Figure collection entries

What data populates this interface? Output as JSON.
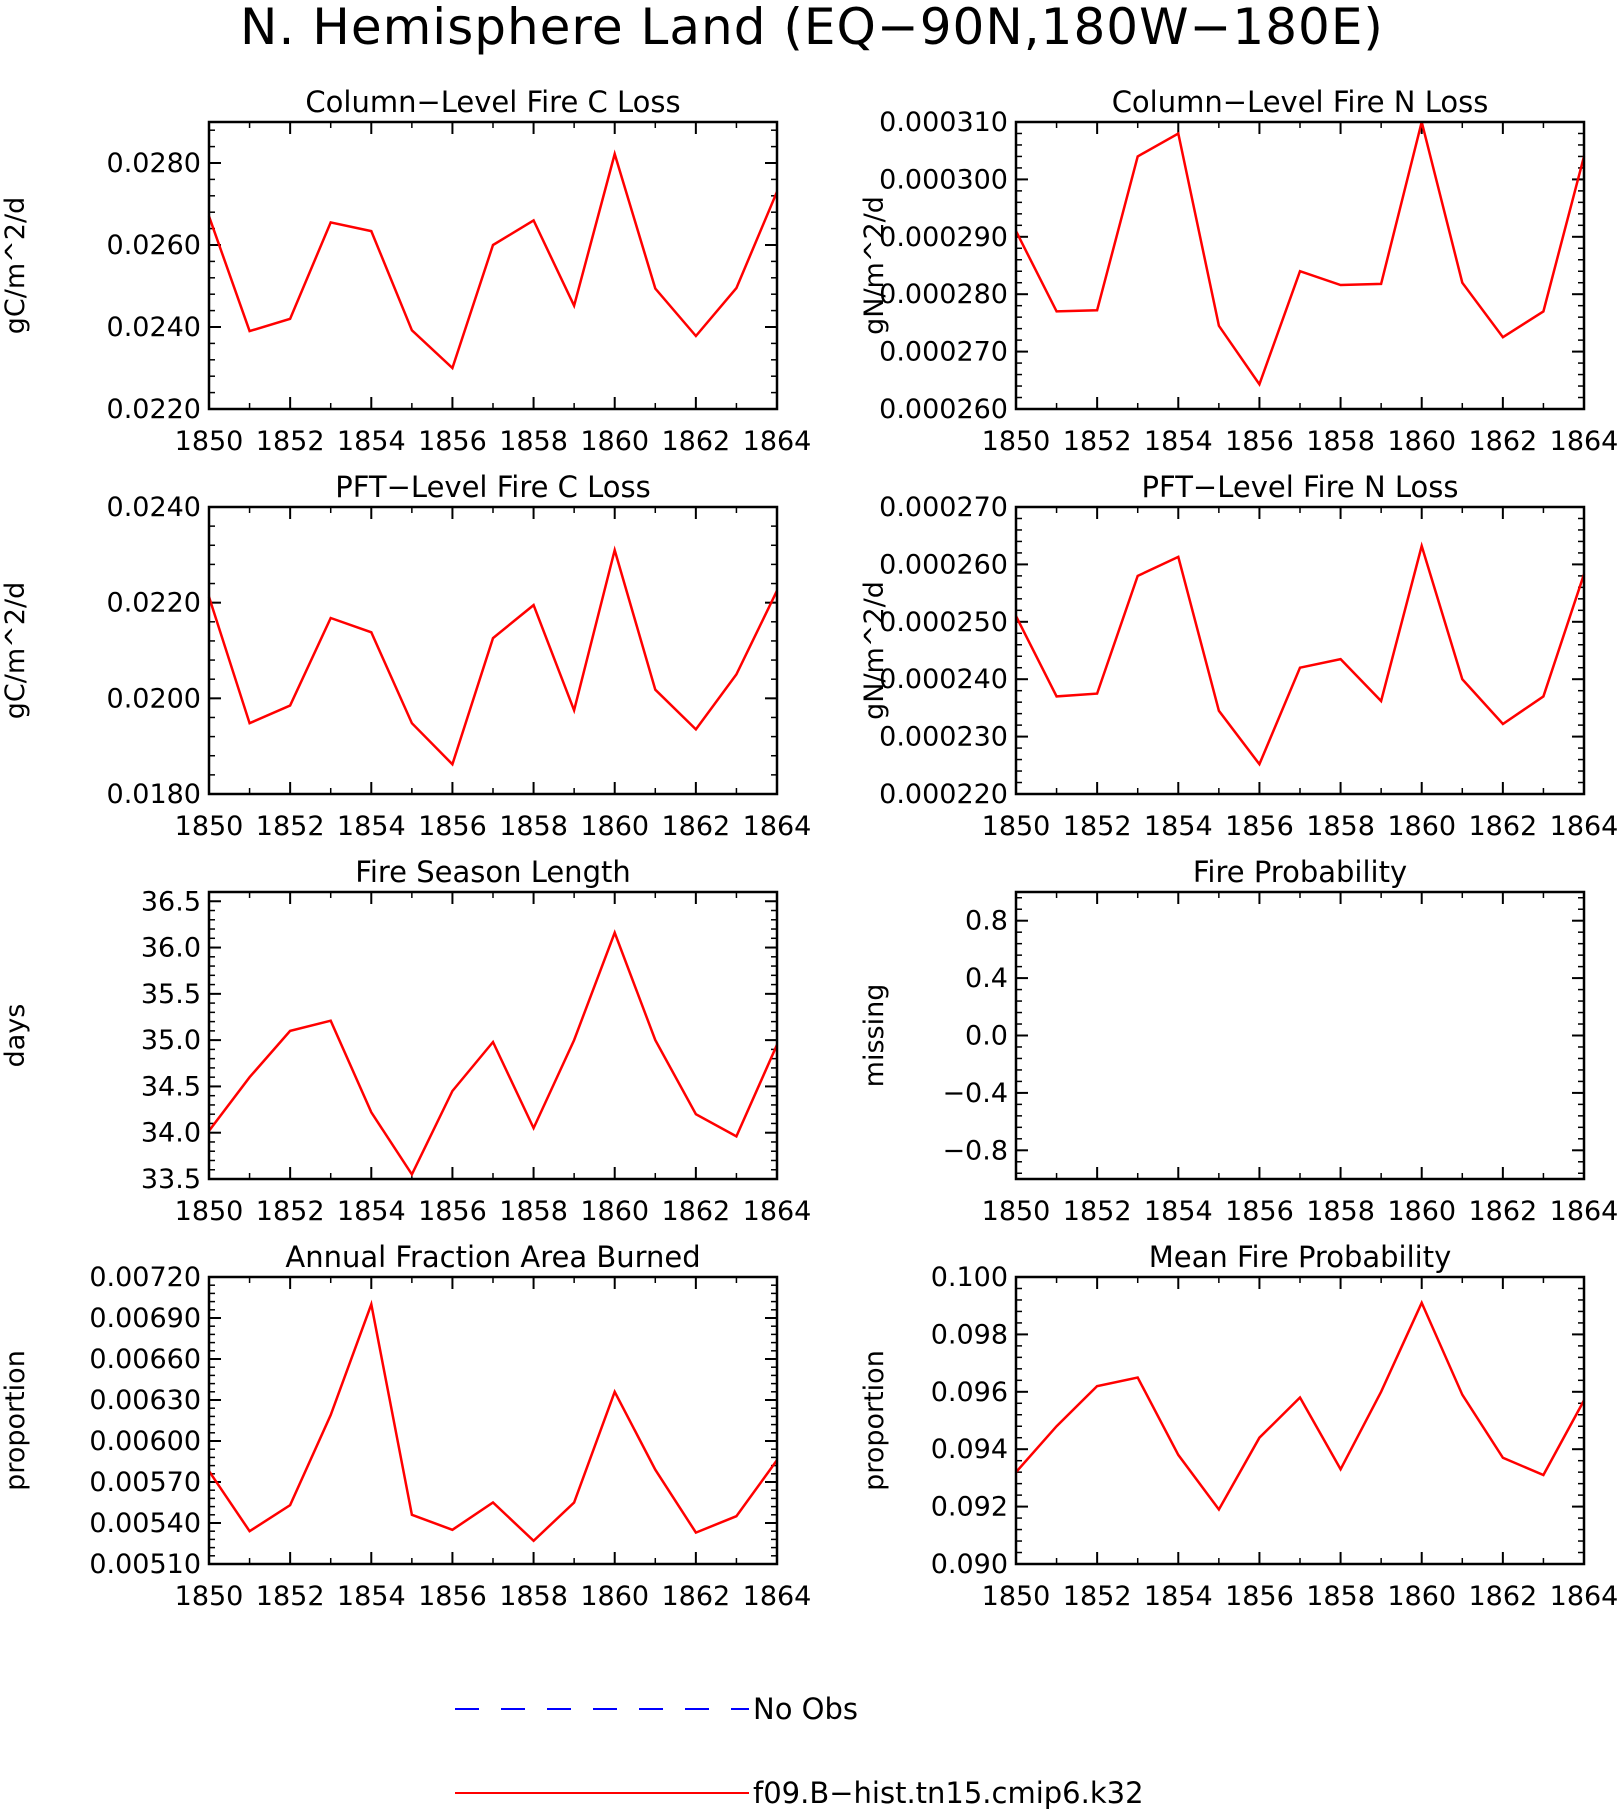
{
  "title": "N. Hemisphere Land (EQ−90N,180W−180E)",
  "colors": {
    "series": "#ff0000",
    "obs": "#0000ff",
    "axis": "#000000",
    "background": "#ffffff"
  },
  "legend": {
    "entries": [
      {
        "label": "No Obs",
        "color": "#0000ff",
        "style": "dashed"
      },
      {
        "label": "f09.B−hist.tn15.cmip6.k32",
        "color": "#ff0000",
        "style": "solid"
      }
    ]
  },
  "chart_data": [
    {
      "type": "line",
      "title": "Column−Level Fire C Loss",
      "ylabel": "gC/m^2/d",
      "xlabel": "",
      "xlim": [
        1850,
        1864
      ],
      "xticks": [
        "1850",
        "1852",
        "1854",
        "1856",
        "1858",
        "1860",
        "1862",
        "1864"
      ],
      "ylim": [
        0.022,
        0.029
      ],
      "yticks": [
        "0.0220",
        "0.0240",
        "0.0260",
        "0.0280"
      ],
      "ytick_values": [
        0.022,
        0.024,
        0.026,
        0.028
      ],
      "grid": false,
      "x": [
        1850,
        1851,
        1852,
        1853,
        1854,
        1855,
        1856,
        1857,
        1858,
        1859,
        1860,
        1861,
        1862,
        1863,
        1864
      ],
      "series": [
        {
          "name": "f09.B−hist.tn15.cmip6.k32",
          "values": [
            0.0267,
            0.0239,
            0.0242,
            0.02655,
            0.02634,
            0.02392,
            0.023,
            0.026,
            0.0266,
            0.02452,
            0.02822,
            0.02494,
            0.02378,
            0.02495,
            0.0273
          ]
        }
      ]
    },
    {
      "type": "line",
      "title": "Column−Level Fire N Loss",
      "ylabel": "gN/m^2/d",
      "xlabel": "",
      "xlim": [
        1850,
        1864
      ],
      "xticks": [
        "1850",
        "1852",
        "1854",
        "1856",
        "1858",
        "1860",
        "1862",
        "1864"
      ],
      "ylim": [
        0.00026,
        0.00031
      ],
      "yticks": [
        "0.000260",
        "0.000270",
        "0.000280",
        "0.000290",
        "0.000300",
        "0.000310"
      ],
      "ytick_values": [
        0.00026,
        0.00027,
        0.00028,
        0.00029,
        0.0003,
        0.00031
      ],
      "grid": false,
      "x": [
        1850,
        1851,
        1852,
        1853,
        1854,
        1855,
        1856,
        1857,
        1858,
        1859,
        1860,
        1861,
        1862,
        1863,
        1864
      ],
      "series": [
        {
          "name": "f09.B−hist.tn15.cmip6.k32",
          "values": [
            0.000291,
            0.000277,
            0.0002772,
            0.000304,
            0.000308,
            0.0002745,
            0.0002643,
            0.000284,
            0.0002816,
            0.0002818,
            0.00031,
            0.000282,
            0.0002725,
            0.000277,
            0.000304
          ]
        }
      ]
    },
    {
      "type": "line",
      "title": "PFT−Level Fire C Loss",
      "ylabel": "gC/m^2/d",
      "xlabel": "",
      "xlim": [
        1850,
        1864
      ],
      "xticks": [
        "1850",
        "1852",
        "1854",
        "1856",
        "1858",
        "1860",
        "1862",
        "1864"
      ],
      "ylim": [
        0.018,
        0.024
      ],
      "yticks": [
        "0.0180",
        "0.0200",
        "0.0220",
        "0.0240"
      ],
      "ytick_values": [
        0.018,
        0.02,
        0.022,
        0.024
      ],
      "grid": false,
      "x": [
        1850,
        1851,
        1852,
        1853,
        1854,
        1855,
        1856,
        1857,
        1858,
        1859,
        1860,
        1861,
        1862,
        1863,
        1864
      ],
      "series": [
        {
          "name": "f09.B−hist.tn15.cmip6.k32",
          "values": [
            0.02212,
            0.01948,
            0.01985,
            0.02168,
            0.02138,
            0.01948,
            0.01862,
            0.02126,
            0.02195,
            0.01975,
            0.0231,
            0.02018,
            0.01935,
            0.0205,
            0.02225
          ]
        }
      ]
    },
    {
      "type": "line",
      "title": "PFT−Level Fire N Loss",
      "ylabel": "gN/m^2/d",
      "xlabel": "",
      "xlim": [
        1850,
        1864
      ],
      "xticks": [
        "1850",
        "1852",
        "1854",
        "1856",
        "1858",
        "1860",
        "1862",
        "1864"
      ],
      "ylim": [
        0.00022,
        0.00027
      ],
      "yticks": [
        "0.000220",
        "0.000230",
        "0.000240",
        "0.000250",
        "0.000260",
        "0.000270"
      ],
      "ytick_values": [
        0.00022,
        0.00023,
        0.00024,
        0.00025,
        0.00026,
        0.00027
      ],
      "grid": false,
      "x": [
        1850,
        1851,
        1852,
        1853,
        1854,
        1855,
        1856,
        1857,
        1858,
        1859,
        1860,
        1861,
        1862,
        1863,
        1864
      ],
      "series": [
        {
          "name": "f09.B−hist.tn15.cmip6.k32",
          "values": [
            0.000251,
            0.000237,
            0.0002375,
            0.000258,
            0.0002613,
            0.0002345,
            0.0002252,
            0.000242,
            0.0002435,
            0.0002362,
            0.0002632,
            0.00024,
            0.0002322,
            0.000237,
            0.0002583
          ]
        }
      ]
    },
    {
      "type": "line",
      "title": "Fire Season Length",
      "ylabel": "days",
      "xlabel": "",
      "xlim": [
        1850,
        1864
      ],
      "xticks": [
        "1850",
        "1852",
        "1854",
        "1856",
        "1858",
        "1860",
        "1862",
        "1864"
      ],
      "ylim": [
        33.5,
        36.6
      ],
      "yticks": [
        "33.5",
        "34.0",
        "34.5",
        "35.0",
        "35.5",
        "36.0",
        "36.5"
      ],
      "ytick_values": [
        33.5,
        34.0,
        34.5,
        35.0,
        35.5,
        36.0,
        36.5
      ],
      "grid": false,
      "x": [
        1850,
        1851,
        1852,
        1853,
        1854,
        1855,
        1856,
        1857,
        1858,
        1859,
        1860,
        1861,
        1862,
        1863,
        1864
      ],
      "series": [
        {
          "name": "f09.B−hist.tn15.cmip6.k32",
          "values": [
            34.02,
            34.6,
            35.1,
            35.21,
            34.22,
            33.55,
            34.45,
            34.98,
            34.05,
            35.0,
            36.16,
            35.0,
            34.2,
            33.96,
            34.95
          ]
        }
      ]
    },
    {
      "type": "line",
      "title": "Fire Probability",
      "ylabel": "missing",
      "xlabel": "",
      "xlim": [
        1850,
        1864
      ],
      "xticks": [
        "1850",
        "1852",
        "1854",
        "1856",
        "1858",
        "1860",
        "1862",
        "1864"
      ],
      "ylim": [
        -1.0,
        1.0
      ],
      "yticks": [
        "−0.8",
        "−0.4",
        "0.0",
        "0.4",
        "0.8"
      ],
      "ytick_values": [
        -0.8,
        -0.4,
        0.0,
        0.4,
        0.8
      ],
      "grid": false,
      "x": [],
      "series": []
    },
    {
      "type": "line",
      "title": "Annual Fraction Area Burned",
      "ylabel": "proportion",
      "xlabel": "",
      "xlim": [
        1850,
        1864
      ],
      "xticks": [
        "1850",
        "1852",
        "1854",
        "1856",
        "1858",
        "1860",
        "1862",
        "1864"
      ],
      "ylim": [
        0.0051,
        0.0072
      ],
      "yticks": [
        "0.00510",
        "0.00540",
        "0.00570",
        "0.00600",
        "0.00630",
        "0.00660",
        "0.00690",
        "0.00720"
      ],
      "ytick_values": [
        0.0051,
        0.0054,
        0.0057,
        0.006,
        0.0063,
        0.0066,
        0.0069,
        0.0072
      ],
      "grid": false,
      "x": [
        1850,
        1851,
        1852,
        1853,
        1854,
        1855,
        1856,
        1857,
        1858,
        1859,
        1860,
        1861,
        1862,
        1863,
        1864
      ],
      "series": [
        {
          "name": "f09.B−hist.tn15.cmip6.k32",
          "values": [
            0.00578,
            0.00534,
            0.00553,
            0.00619,
            0.007,
            0.00546,
            0.00535,
            0.00555,
            0.00527,
            0.00555,
            0.00636,
            0.00579,
            0.00533,
            0.00545,
            0.00586
          ]
        }
      ]
    },
    {
      "type": "line",
      "title": "Mean Fire Probability",
      "ylabel": "proportion",
      "xlabel": "",
      "xlim": [
        1850,
        1864
      ],
      "xticks": [
        "1850",
        "1852",
        "1854",
        "1856",
        "1858",
        "1860",
        "1862",
        "1864"
      ],
      "ylim": [
        0.09,
        0.1
      ],
      "yticks": [
        "0.090",
        "0.092",
        "0.094",
        "0.096",
        "0.098",
        "0.100"
      ],
      "ytick_values": [
        0.09,
        0.092,
        0.094,
        0.096,
        0.098,
        0.1
      ],
      "grid": false,
      "x": [
        1850,
        1851,
        1852,
        1853,
        1854,
        1855,
        1856,
        1857,
        1858,
        1859,
        1860,
        1861,
        1862,
        1863,
        1864
      ],
      "series": [
        {
          "name": "f09.B−hist.tn15.cmip6.k32",
          "values": [
            0.0932,
            0.0948,
            0.0962,
            0.0965,
            0.0938,
            0.0919,
            0.0944,
            0.0958,
            0.0933,
            0.096,
            0.0991,
            0.0959,
            0.0937,
            0.0931,
            0.0957
          ]
        }
      ]
    }
  ]
}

### Work required:
Consider the entries above and return each line with the string "Fire".

### Worked solution:
      "title": "Column−Level Fire C Loss",
      "title": "Column−Level Fire N Loss",
      "title": "PFT−Level Fire C Loss",
      "title": "PFT−Level Fire N Loss",
      "title": "Fire Season Length",
      "title": "Fire Probability",
      "title": "Mean Fire Probability",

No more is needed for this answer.